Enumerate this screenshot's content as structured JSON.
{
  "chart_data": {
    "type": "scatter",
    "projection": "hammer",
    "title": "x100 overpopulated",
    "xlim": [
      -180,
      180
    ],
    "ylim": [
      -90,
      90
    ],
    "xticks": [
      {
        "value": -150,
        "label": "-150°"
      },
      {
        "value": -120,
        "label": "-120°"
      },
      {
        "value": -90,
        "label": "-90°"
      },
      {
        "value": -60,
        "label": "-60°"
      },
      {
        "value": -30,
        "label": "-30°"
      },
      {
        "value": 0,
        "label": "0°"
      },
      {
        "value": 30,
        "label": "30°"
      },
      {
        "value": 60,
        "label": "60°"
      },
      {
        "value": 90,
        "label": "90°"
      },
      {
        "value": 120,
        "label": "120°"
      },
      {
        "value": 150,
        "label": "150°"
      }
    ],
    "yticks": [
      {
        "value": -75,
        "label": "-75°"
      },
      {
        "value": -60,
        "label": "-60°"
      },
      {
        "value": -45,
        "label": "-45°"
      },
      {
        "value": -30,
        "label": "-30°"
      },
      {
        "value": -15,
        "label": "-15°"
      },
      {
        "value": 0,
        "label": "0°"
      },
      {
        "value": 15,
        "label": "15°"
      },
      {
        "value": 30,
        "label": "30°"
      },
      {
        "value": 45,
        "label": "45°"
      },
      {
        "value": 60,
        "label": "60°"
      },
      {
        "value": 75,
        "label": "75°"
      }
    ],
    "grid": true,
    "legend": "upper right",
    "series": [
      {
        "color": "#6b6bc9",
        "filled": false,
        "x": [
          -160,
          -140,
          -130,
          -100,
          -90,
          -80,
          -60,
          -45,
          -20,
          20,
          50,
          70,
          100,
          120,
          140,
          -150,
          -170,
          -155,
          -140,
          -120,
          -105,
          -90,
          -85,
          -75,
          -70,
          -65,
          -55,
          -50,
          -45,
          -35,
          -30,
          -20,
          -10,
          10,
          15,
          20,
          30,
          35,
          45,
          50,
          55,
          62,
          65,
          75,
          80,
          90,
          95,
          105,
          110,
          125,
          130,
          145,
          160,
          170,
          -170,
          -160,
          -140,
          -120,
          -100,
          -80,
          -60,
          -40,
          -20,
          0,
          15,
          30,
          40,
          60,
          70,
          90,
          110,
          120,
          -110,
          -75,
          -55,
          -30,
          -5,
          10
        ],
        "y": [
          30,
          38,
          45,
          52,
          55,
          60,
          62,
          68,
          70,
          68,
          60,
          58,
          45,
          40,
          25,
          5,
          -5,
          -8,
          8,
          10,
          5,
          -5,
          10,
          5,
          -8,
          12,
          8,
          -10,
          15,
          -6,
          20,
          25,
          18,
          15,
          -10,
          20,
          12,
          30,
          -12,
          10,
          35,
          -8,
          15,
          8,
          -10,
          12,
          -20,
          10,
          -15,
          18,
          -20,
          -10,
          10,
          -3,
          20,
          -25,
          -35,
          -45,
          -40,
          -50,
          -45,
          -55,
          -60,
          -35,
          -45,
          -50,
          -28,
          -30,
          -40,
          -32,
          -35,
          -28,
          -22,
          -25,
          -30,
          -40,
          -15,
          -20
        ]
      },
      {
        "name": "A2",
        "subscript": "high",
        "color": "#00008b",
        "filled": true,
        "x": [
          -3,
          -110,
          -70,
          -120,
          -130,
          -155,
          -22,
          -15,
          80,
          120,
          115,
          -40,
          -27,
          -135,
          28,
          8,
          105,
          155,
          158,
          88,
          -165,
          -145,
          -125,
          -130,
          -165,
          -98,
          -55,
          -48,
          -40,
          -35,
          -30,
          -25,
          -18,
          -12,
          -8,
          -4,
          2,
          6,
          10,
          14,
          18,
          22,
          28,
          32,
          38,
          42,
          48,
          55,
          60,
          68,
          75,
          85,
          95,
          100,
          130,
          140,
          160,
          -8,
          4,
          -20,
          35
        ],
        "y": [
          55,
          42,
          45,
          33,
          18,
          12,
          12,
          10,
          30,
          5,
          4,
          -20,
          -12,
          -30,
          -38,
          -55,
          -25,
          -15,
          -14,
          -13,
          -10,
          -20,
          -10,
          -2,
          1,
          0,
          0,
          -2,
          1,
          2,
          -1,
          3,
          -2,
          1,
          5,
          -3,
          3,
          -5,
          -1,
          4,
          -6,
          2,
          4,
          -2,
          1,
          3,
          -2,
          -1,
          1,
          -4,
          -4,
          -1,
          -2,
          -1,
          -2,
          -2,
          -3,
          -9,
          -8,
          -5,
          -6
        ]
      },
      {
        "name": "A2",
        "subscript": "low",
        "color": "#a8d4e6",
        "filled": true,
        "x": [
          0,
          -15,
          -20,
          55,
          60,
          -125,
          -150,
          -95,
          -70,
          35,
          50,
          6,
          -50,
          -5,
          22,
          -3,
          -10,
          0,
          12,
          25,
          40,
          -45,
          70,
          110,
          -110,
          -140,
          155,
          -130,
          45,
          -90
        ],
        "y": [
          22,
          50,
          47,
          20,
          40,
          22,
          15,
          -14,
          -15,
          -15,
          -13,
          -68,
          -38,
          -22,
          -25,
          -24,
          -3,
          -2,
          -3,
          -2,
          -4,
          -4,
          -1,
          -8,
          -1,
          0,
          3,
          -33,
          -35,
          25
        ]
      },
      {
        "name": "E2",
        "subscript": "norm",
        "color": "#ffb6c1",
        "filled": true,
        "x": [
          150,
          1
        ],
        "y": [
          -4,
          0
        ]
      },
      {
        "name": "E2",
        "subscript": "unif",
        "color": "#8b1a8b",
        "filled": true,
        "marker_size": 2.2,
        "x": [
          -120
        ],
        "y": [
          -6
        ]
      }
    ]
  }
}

THE EXERCISE: Quote the material exactly, leaving nothing out.

WRITTEN SOLUTION:
Enumerate this screenshot's content as structured JSON.
{
  "chart_data": {
    "type": "scatter",
    "projection": "hammer",
    "title": "x100 overpopulated",
    "xlim": [
      -180,
      180
    ],
    "ylim": [
      -90,
      90
    ],
    "xticks": [
      {
        "value": -150,
        "label": "-150°"
      },
      {
        "value": -120,
        "label": "-120°"
      },
      {
        "value": -90,
        "label": "-90°"
      },
      {
        "value": -60,
        "label": "-60°"
      },
      {
        "value": -30,
        "label": "-30°"
      },
      {
        "value": 0,
        "label": "0°"
      },
      {
        "value": 30,
        "label": "30°"
      },
      {
        "value": 60,
        "label": "60°"
      },
      {
        "value": 90,
        "label": "90°"
      },
      {
        "value": 120,
        "label": "120°"
      },
      {
        "value": 150,
        "label": "150°"
      }
    ],
    "yticks": [
      {
        "value": -75,
        "label": "-75°"
      },
      {
        "value": -60,
        "label": "-60°"
      },
      {
        "value": -45,
        "label": "-45°"
      },
      {
        "value": -30,
        "label": "-30°"
      },
      {
        "value": -15,
        "label": "-15°"
      },
      {
        "value": 0,
        "label": "0°"
      },
      {
        "value": 15,
        "label": "15°"
      },
      {
        "value": 30,
        "label": "30°"
      },
      {
        "value": 45,
        "label": "45°"
      },
      {
        "value": 60,
        "label": "60°"
      },
      {
        "value": 75,
        "label": "75°"
      }
    ],
    "grid": true,
    "legend": "upper right",
    "series": [
      {
        "color": "#6b6bc9",
        "filled": false,
        "x": [
          -160,
          -140,
          -130,
          -100,
          -90,
          -80,
          -60,
          -45,
          -20,
          20,
          50,
          70,
          100,
          120,
          140,
          -150,
          -170,
          -155,
          -140,
          -120,
          -105,
          -90,
          -85,
          -75,
          -70,
          -65,
          -55,
          -50,
          -45,
          -35,
          -30,
          -20,
          -10,
          10,
          15,
          20,
          30,
          35,
          45,
          50,
          55,
          62,
          65,
          75,
          80,
          90,
          95,
          105,
          110,
          125,
          130,
          145,
          160,
          170,
          -170,
          -160,
          -140,
          -120,
          -100,
          -80,
          -60,
          -40,
          -20,
          0,
          15,
          30,
          40,
          60,
          70,
          90,
          110,
          120,
          -110,
          -75,
          -55,
          -30,
          -5,
          10
        ],
        "y": [
          30,
          38,
          45,
          52,
          55,
          60,
          62,
          68,
          70,
          68,
          60,
          58,
          45,
          40,
          25,
          5,
          -5,
          -8,
          8,
          10,
          5,
          -5,
          10,
          5,
          -8,
          12,
          8,
          -10,
          15,
          -6,
          20,
          25,
          18,
          15,
          -10,
          20,
          12,
          30,
          -12,
          10,
          35,
          -8,
          15,
          8,
          -10,
          12,
          -20,
          10,
          -15,
          18,
          -20,
          -10,
          10,
          -3,
          20,
          -25,
          -35,
          -45,
          -40,
          -50,
          -45,
          -55,
          -60,
          -35,
          -45,
          -50,
          -28,
          -30,
          -40,
          -32,
          -35,
          -28,
          -22,
          -25,
          -30,
          -40,
          -15,
          -20
        ]
      },
      {
        "name": "A2",
        "subscript": "high",
        "color": "#00008b",
        "filled": true,
        "x": [
          -3,
          -110,
          -70,
          -120,
          -130,
          -155,
          -22,
          -15,
          80,
          120,
          115,
          -40,
          -27,
          -135,
          28,
          8,
          105,
          155,
          158,
          88,
          -165,
          -145,
          -125,
          -130,
          -165,
          -98,
          -55,
          -48,
          -40,
          -35,
          -30,
          -25,
          -18,
          -12,
          -8,
          -4,
          2,
          6,
          10,
          14,
          18,
          22,
          28,
          32,
          38,
          42,
          48,
          55,
          60,
          68,
          75,
          85,
          95,
          100,
          130,
          140,
          160,
          -8,
          4,
          -20,
          35
        ],
        "y": [
          55,
          42,
          45,
          33,
          18,
          12,
          12,
          10,
          30,
          5,
          4,
          -20,
          -12,
          -30,
          -38,
          -55,
          -25,
          -15,
          -14,
          -13,
          -10,
          -20,
          -10,
          -2,
          1,
          0,
          0,
          -2,
          1,
          2,
          -1,
          3,
          -2,
          1,
          5,
          -3,
          3,
          -5,
          -1,
          4,
          -6,
          2,
          4,
          -2,
          1,
          3,
          -2,
          -1,
          1,
          -4,
          -4,
          -1,
          -2,
          -1,
          -2,
          -2,
          -3,
          -9,
          -8,
          -5,
          -6
        ]
      },
      {
        "name": "A2",
        "subscript": "low",
        "color": "#a8d4e6",
        "filled": true,
        "x": [
          0,
          -15,
          -20,
          55,
          60,
          -125,
          -150,
          -95,
          -70,
          35,
          50,
          6,
          -50,
          -5,
          22,
          -3,
          -10,
          0,
          12,
          25,
          40,
          -45,
          70,
          110,
          -110,
          -140,
          155,
          -130,
          45,
          -90
        ],
        "y": [
          22,
          50,
          47,
          20,
          40,
          22,
          15,
          -14,
          -15,
          -15,
          -13,
          -68,
          -38,
          -22,
          -25,
          -24,
          -3,
          -2,
          -3,
          -2,
          -4,
          -4,
          -1,
          -8,
          -1,
          0,
          3,
          -33,
          -35,
          25
        ]
      },
      {
        "name": "E2",
        "subscript": "norm",
        "color": "#ffb6c1",
        "filled": true,
        "x": [
          150,
          1
        ],
        "y": [
          -4,
          0
        ]
      },
      {
        "name": "E2",
        "subscript": "unif",
        "color": "#8b1a8b",
        "filled": true,
        "marker_size": 2.2,
        "x": [
          -120
        ],
        "y": [
          -6
        ]
      }
    ]
  }
}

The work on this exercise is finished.